Task goal
Any pictures in the records below should be skipped; write out everything else exactly.

╔══

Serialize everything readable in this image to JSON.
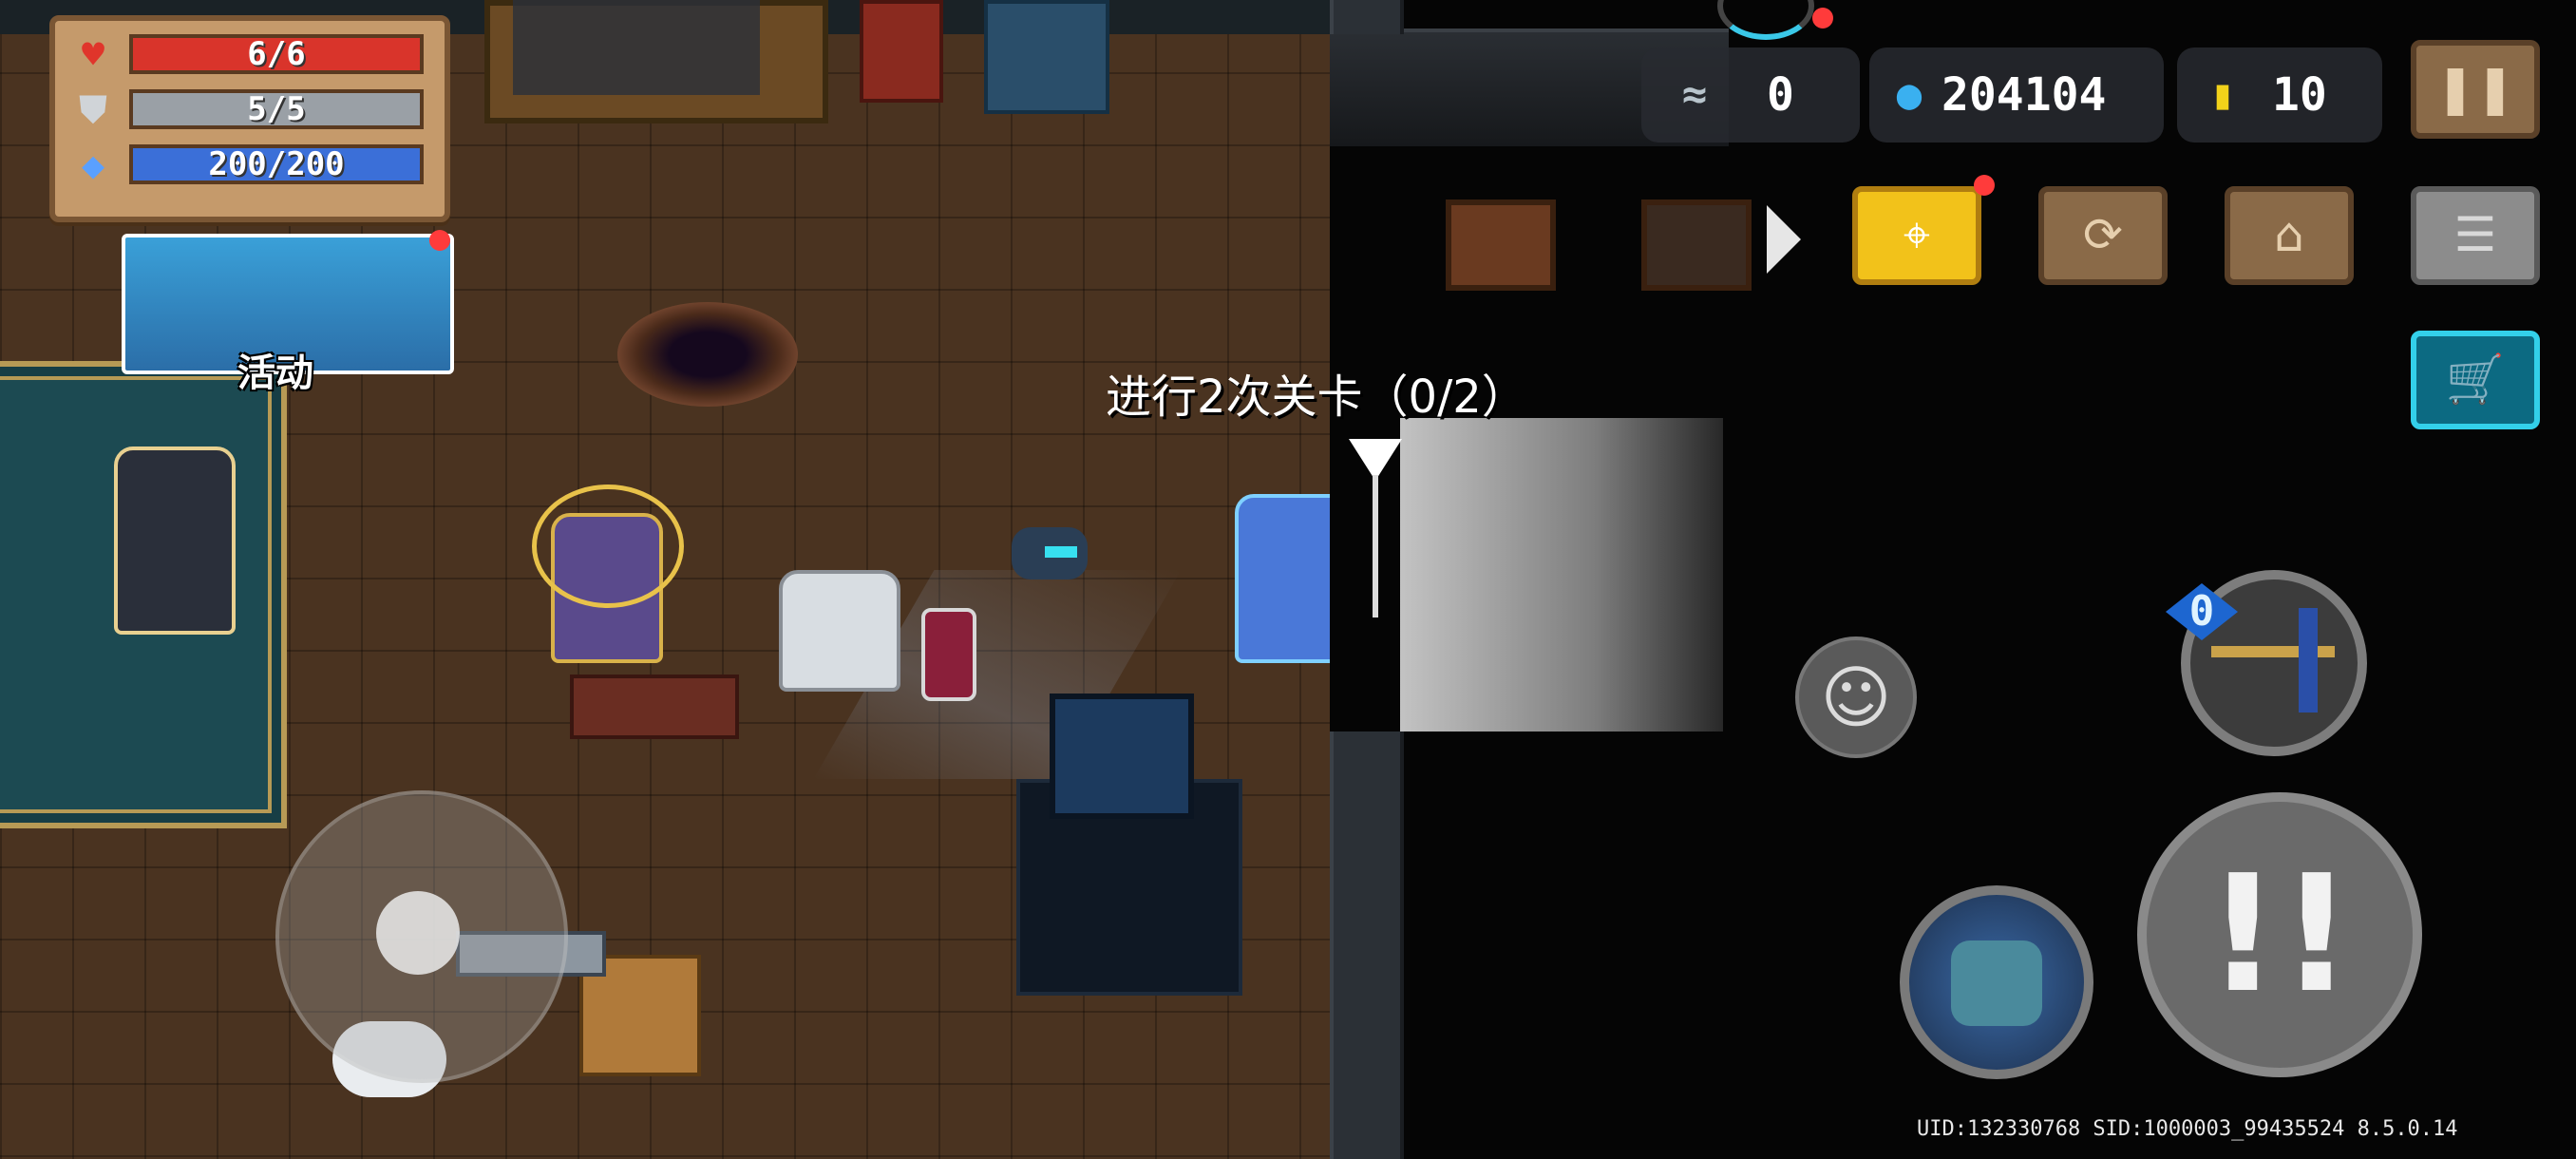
{
  "stats": {
    "hp": "6/6",
    "armor": "5/5",
    "energy": "200/200",
    "hp_fill": 1.0,
    "armor_fill": 1.0,
    "energy_fill": 1.0,
    "hp_color": "#d9342b",
    "armor_color": "#9aa0a6",
    "energy_color": "#3b6fd8"
  },
  "event": {
    "label": "活动"
  },
  "currency": {
    "fish": "0",
    "gems": "204104",
    "gold": "10"
  },
  "quest": {
    "text": "进行2次关卡（0/2）"
  },
  "weapon": {
    "ammo": "0"
  },
  "footer": {
    "uid": "UID:132330768 SID:1000003_99435524 8.5.0.14"
  },
  "icons": {
    "heart": "♥",
    "shield": "⛊",
    "diamond": "◆",
    "fish": "≈",
    "gem": "●",
    "coin": "▮",
    "pause": "❚❚",
    "location": "⌖",
    "swap": "⟳",
    "stairs": "⌂",
    "profile": "☰",
    "cart": "🛒",
    "emote": "☺",
    "attack": "!!"
  }
}
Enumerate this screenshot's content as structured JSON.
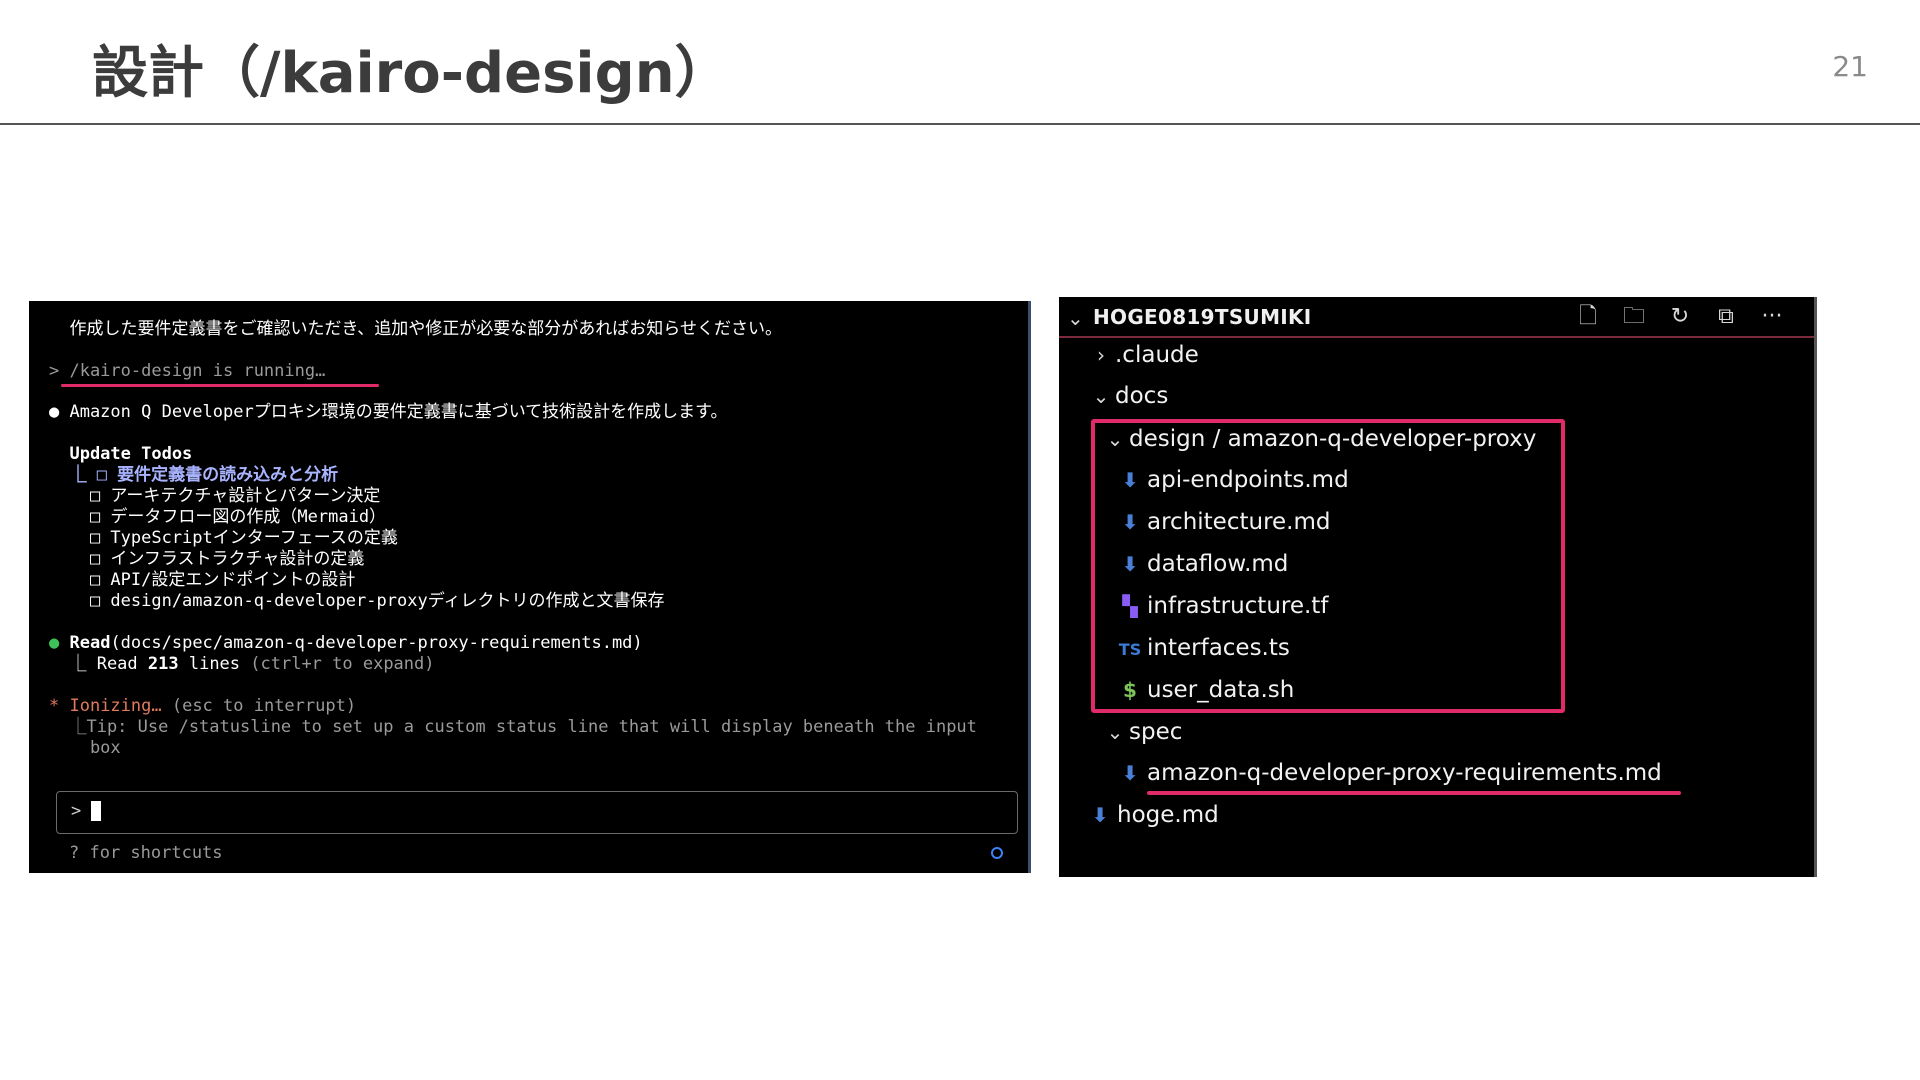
{
  "slide": {
    "title": "設計（/kairo-design）",
    "page_number": "21"
  },
  "terminal": {
    "lines": [
      "  作成した要件定義書をご確認いただき、追加や修正が必要な部分があればお知らせください。",
      "> /kairo-design is running…",
      "● Amazon Q Developerプロキシ環境の要件定義書に基づいて技術設計を作成します。",
      "  Update Todos",
      "  ⎿ □ 要件定義書の読み込みと分析",
      "    □ アーキテクチャ設計とパターン決定",
      "    □ データフロー図の作成（Mermaid）",
      "    □ TypeScriptインターフェースの定義",
      "    □ インフラストラクチャ設計の定義",
      "    □ API/設定エンドポイントの設計",
      "    □ design/amazon-q-developer-proxyディレクトリの作成と文書保存",
      "● Read(docs/spec/amazon-q-developer-proxy-requirements.md)",
      "  ⎿ Read 213 lines (ctrl+r to expand)",
      "* Ionizing… (esc to interrupt)",
      "  ⎿Tip: Use /statusline to set up a custom status line that will display beneath the input",
      "    box"
    ],
    "read_label": "Read",
    "read_args": "(docs/spec/amazon-q-developer-proxy-requirements.md)",
    "read_count_prefix": "  ⎿ Read ",
    "read_count": "213",
    "read_count_suffix": " lines",
    "read_expand_hint": " (ctrl+r to expand)",
    "ionizing": "Ionizing…",
    "interrupt_hint": " (esc to interrupt)",
    "input_prompt": ">",
    "shortcuts_hint": "? for shortcuts",
    "accent_red": "#e02a6a"
  },
  "explorer": {
    "title": "HOGE0819TSUMIKI",
    "toolbar": [
      {
        "icon": "new-file-icon",
        "glyph": "🗋"
      },
      {
        "icon": "new-folder-icon",
        "glyph": "🗀"
      },
      {
        "icon": "refresh-icon",
        "glyph": "↻"
      },
      {
        "icon": "collapse-all-icon",
        "glyph": "⧉"
      },
      {
        "icon": "more-icon",
        "glyph": "···"
      }
    ],
    "tree": [
      {
        "label": ".claude",
        "kind": "folder",
        "expanded": false
      },
      {
        "label": "docs",
        "kind": "folder",
        "expanded": true
      },
      {
        "label": "design / amazon-q-developer-proxy",
        "kind": "folder",
        "expanded": true
      },
      {
        "label": "api-endpoints.md",
        "kind": "md"
      },
      {
        "label": "architecture.md",
        "kind": "md"
      },
      {
        "label": "dataflow.md",
        "kind": "md"
      },
      {
        "label": "infrastructure.tf",
        "kind": "tf"
      },
      {
        "label": "interfaces.ts",
        "kind": "ts"
      },
      {
        "label": "user_data.sh",
        "kind": "sh"
      },
      {
        "label": "spec",
        "kind": "folder",
        "expanded": true
      },
      {
        "label": "amazon-q-developer-proxy-requirements.md",
        "kind": "md"
      },
      {
        "label": "hoge.md",
        "kind": "md"
      }
    ],
    "ts_glyph": "TS",
    "sh_glyph": "$"
  }
}
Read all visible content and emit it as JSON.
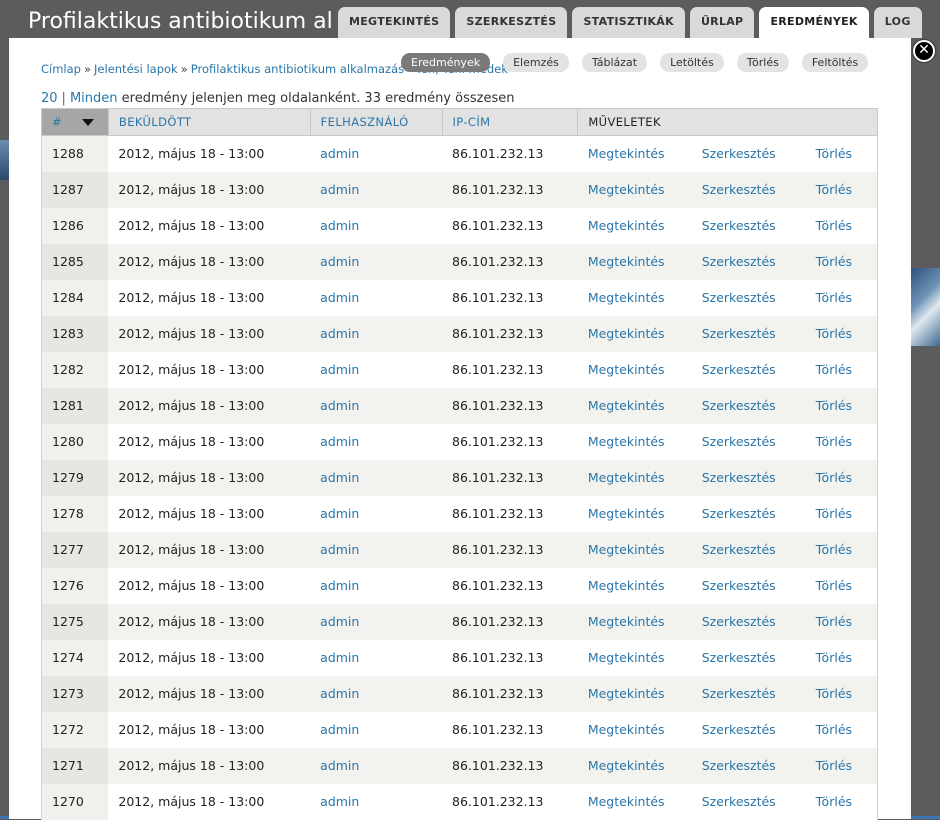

╚══

Solved exercise
Serialize everything readable in this image to JSON.
{
  "stats": {
    "hp": "6/6",
    "armor": "5/5",
    "energy": "200/200",
    "hp_fill": 1.0,
    "armor_fill": 1.0,
    "energy_fill": 1.0,
    "hp_color": "#d9342b",
    "armor_color": "#9aa0a6",
    "energy_color": "#3b6fd8"
  },
  "event": {
    "label": "活动"
  },
  "currency": {
    "fish": "0",
    "gems": "204104",
    "gold": "10"
  },
  "quest": {
    "text": "进行2次关卡（0/2）"
  },
  "weapon": {
    "ammo": "0"
  },
  "footer": {
    "uid": "UID:132330768 SID:1000003_99435524 8.5.0.14"
  },
  "icons": {
    "heart": "♥",
    "shield": "⛊",
    "diamond": "◆",
    "fish": "≈",
    "gem": "●",
    "coin": "▮",
    "pause": "❚❚",
    "location": "⌖",
    "swap": "⟳",
    "stairs": "⌂",
    "profile": "☰",
    "cart": "🛒",
    "emote": "☺",
    "attack": "!!"
  }
}
Enumerate this screenshot's content as structured JSON.
{
  "slide": {
    "title": "設計（/kairo-design）",
    "page_number": "21"
  },
  "terminal": {
    "lines": [
      "  作成した要件定義書をご確認いただき、追加や修正が必要な部分があればお知らせください。",
      "> /kairo-design is running…",
      "● Amazon Q Developerプロキシ環境の要件定義書に基づいて技術設計を作成します。",
      "  Update Todos",
      "  ⎿ □ 要件定義書の読み込みと分析",
      "    □ アーキテクチャ設計とパターン決定",
      "    □ データフロー図の作成（Mermaid）",
      "    □ TypeScriptインターフェースの定義",
      "    □ インフラストラクチャ設計の定義",
      "    □ API/設定エンドポイントの設計",
      "    □ design/amazon-q-developer-proxyディレクトリの作成と文書保存",
      "● Read(docs/spec/amazon-q-developer-proxy-requirements.md)",
      "  ⎿ Read 213 lines (ctrl+r to expand)",
      "* Ionizing… (esc to interrupt)",
      "  ⎿Tip: Use /statusline to set up a custom status line that will display beneath the input",
      "    box"
    ],
    "read_label": "Read",
    "read_args": "(docs/spec/amazon-q-developer-proxy-requirements.md)",
    "read_count_prefix": "  ⎿ Read ",
    "read_count": "213",
    "read_count_suffix": " lines",
    "read_expand_hint": " (ctrl+r to expand)",
    "ionizing": "Ionizing…",
    "interrupt_hint": " (esc to interrupt)",
    "input_prompt": ">",
    "shortcuts_hint": "? for shortcuts",
    "accent_red": "#e02a6a"
  },
  "explorer": {
    "title": "HOGE0819TSUMIKI",
    "toolbar": [
      {
        "icon": "new-file-icon",
        "glyph": "🗋"
      },
      {
        "icon": "new-folder-icon",
        "glyph": "🗀"
      },
      {
        "icon": "refresh-icon",
        "glyph": "↻"
      },
      {
        "icon": "collapse-all-icon",
        "glyph": "⧉"
      },
      {
        "icon": "more-icon",
        "glyph": "···"
      }
    ],
    "tree": [
      {
        "label": ".claude",
        "kind": "folder",
        "expanded": false
      },
      {
        "label": "docs",
        "kind": "folder",
        "expanded": true
      },
      {
        "label": "design / amazon-q-developer-proxy",
        "kind": "folder",
        "expanded": true
      },
      {
        "label": "api-endpoints.md",
        "kind": "md"
      },
      {
        "label": "architecture.md",
        "kind": "md"
      },
      {
        "label": "dataflow.md",
        "kind": "md"
      },
      {
        "label": "infrastructure.tf",
        "kind": "tf"
      },
      {
        "label": "interfaces.ts",
        "kind": "ts"
      },
      {
        "label": "user_data.sh",
        "kind": "sh"
      },
      {
        "label": "spec",
        "kind": "folder",
        "expanded": true
      },
      {
        "label": "amazon-q-developer-proxy-requirements.md",
        "kind": "md"
      },
      {
        "label": "hoge.md",
        "kind": "md"
      }
    ],
    "ts_glyph": "TS",
    "sh_glyph": "$"
  }
}
Read all visible content and emit it as JSON.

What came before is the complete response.